__REQUIRED WORK__.
Return all lines with the word "this" in them.

------------------------------------------------

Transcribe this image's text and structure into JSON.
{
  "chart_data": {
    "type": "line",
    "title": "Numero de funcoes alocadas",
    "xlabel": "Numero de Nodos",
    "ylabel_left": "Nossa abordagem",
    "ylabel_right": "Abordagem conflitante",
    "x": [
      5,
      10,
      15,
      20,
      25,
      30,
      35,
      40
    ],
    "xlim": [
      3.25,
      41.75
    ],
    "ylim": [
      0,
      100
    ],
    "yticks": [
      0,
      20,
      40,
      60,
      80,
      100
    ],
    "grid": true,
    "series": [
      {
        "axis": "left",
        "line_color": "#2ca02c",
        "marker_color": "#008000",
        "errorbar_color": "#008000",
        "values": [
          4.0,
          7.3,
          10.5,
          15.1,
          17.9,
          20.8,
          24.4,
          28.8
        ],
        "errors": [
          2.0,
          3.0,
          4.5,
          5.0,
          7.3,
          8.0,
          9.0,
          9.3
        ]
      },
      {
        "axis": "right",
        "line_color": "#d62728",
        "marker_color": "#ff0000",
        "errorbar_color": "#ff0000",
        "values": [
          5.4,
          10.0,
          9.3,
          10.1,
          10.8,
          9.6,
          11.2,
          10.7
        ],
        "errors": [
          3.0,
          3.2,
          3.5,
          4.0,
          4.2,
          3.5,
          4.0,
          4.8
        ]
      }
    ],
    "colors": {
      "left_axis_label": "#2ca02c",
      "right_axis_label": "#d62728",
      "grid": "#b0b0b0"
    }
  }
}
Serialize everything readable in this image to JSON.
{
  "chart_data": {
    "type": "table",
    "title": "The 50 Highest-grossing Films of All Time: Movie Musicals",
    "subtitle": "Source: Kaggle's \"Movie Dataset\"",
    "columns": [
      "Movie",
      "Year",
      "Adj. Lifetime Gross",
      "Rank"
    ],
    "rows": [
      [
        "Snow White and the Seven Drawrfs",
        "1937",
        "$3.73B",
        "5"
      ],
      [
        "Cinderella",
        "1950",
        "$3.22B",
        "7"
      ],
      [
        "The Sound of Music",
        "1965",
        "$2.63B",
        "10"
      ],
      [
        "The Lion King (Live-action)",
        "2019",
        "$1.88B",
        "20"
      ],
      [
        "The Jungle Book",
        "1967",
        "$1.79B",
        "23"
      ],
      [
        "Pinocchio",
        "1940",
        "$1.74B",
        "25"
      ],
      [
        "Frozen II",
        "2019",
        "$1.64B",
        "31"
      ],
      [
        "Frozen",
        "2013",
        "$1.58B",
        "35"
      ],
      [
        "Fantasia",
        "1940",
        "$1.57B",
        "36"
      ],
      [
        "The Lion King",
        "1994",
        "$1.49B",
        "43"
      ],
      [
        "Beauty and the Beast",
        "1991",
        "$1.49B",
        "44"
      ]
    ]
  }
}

------------------------------------------------

__OUTPUT BELOW__.
Transcribe this image's text and structure into JSON.
Serialize everything readable in this image to JSON.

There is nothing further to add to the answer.